Saved entries:
══════
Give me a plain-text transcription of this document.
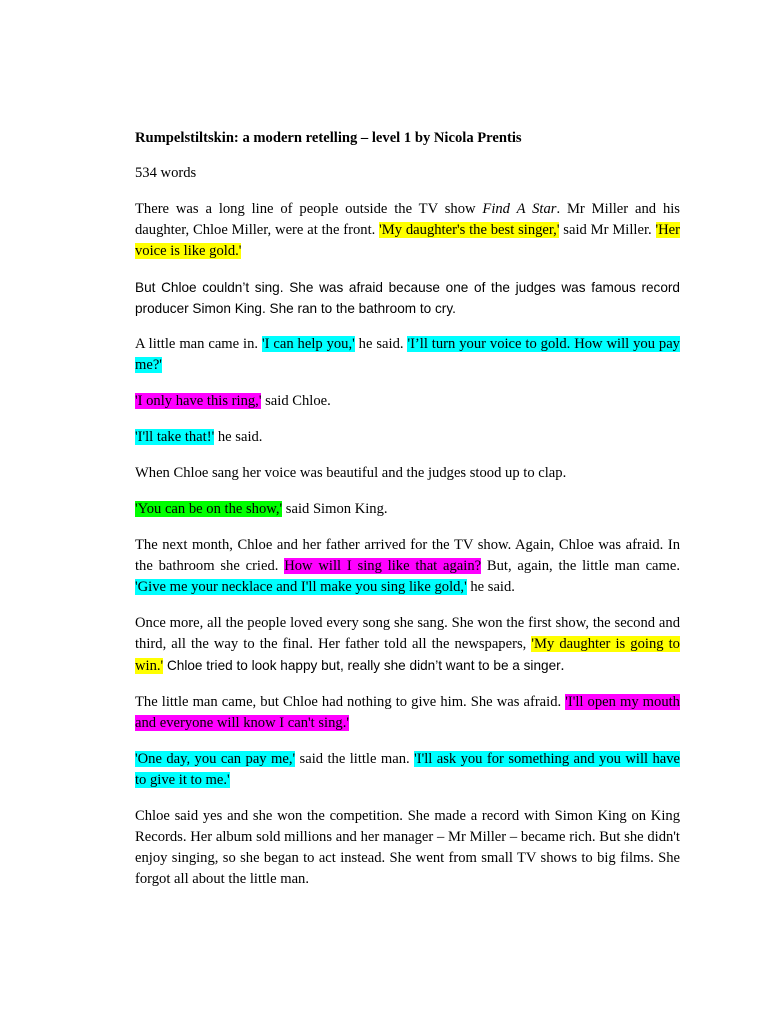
Rumpelstiltskin: a modern retelling – level 1 by Nicola Prentis
534 words

There was a long line of people outside the TV show Find A Star. Mr Miller and his daughter, Chloe Miller, were at the front. 'My daughter's the best singer,' said Mr Miller. 'Her voice is like gold.'

But Chloe couldn’t sing. She was afraid because one of the judges was famous record producer Simon King. She ran to the bathroom to cry.

A little man came in. 'I can help you,' he said. 'I’ll turn your voice to gold. How will you pay me?'

'I only have this ring,' said Chloe.

'I'll take that!' he said.

When Chloe sang her voice was beautiful and the judges stood up to clap.

'You can be on the show,' said Simon King.

The next month, Chloe and her father arrived for the TV show. Again, Chloe was afraid. In the bathroom she cried. How will I sing like that again? But, again, the little man came. 'Give me your necklace and I'll make you sing like gold,' he said.

Once more, all the people loved every song she sang. She won the first show, the second and third, all the way to the final. Her father told all the newspapers, 'My daughter is going to win.' Chloe tried to look happy but, really she didn’t want to be a singer.

The little man came, but Chloe had nothing to give him. She was afraid. 'I'll open my mouth and everyone will know I can't sing.'

'One day, you can pay me,' said the little man. 'I'll ask you for something and you will have to give it to me.'

Chloe said yes and she won the competition. She made a record with Simon King on King Records. Her album sold millions and her manager – Mr Miller – became rich. But she didn't enjoy singing, so she began to act instead. She went from small TV shows to big films. She forgot all about the little man.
══════
_Job_
Check each line of the records for "judges" and copy the ones that contain it.

_Solution_
But Chloe couldn’t sing. She was afraid because one of the judges was famous record producer Simon King. She ran to the bathroom to cry.
When Chloe sang her voice was beautiful and the judges stood up to clap.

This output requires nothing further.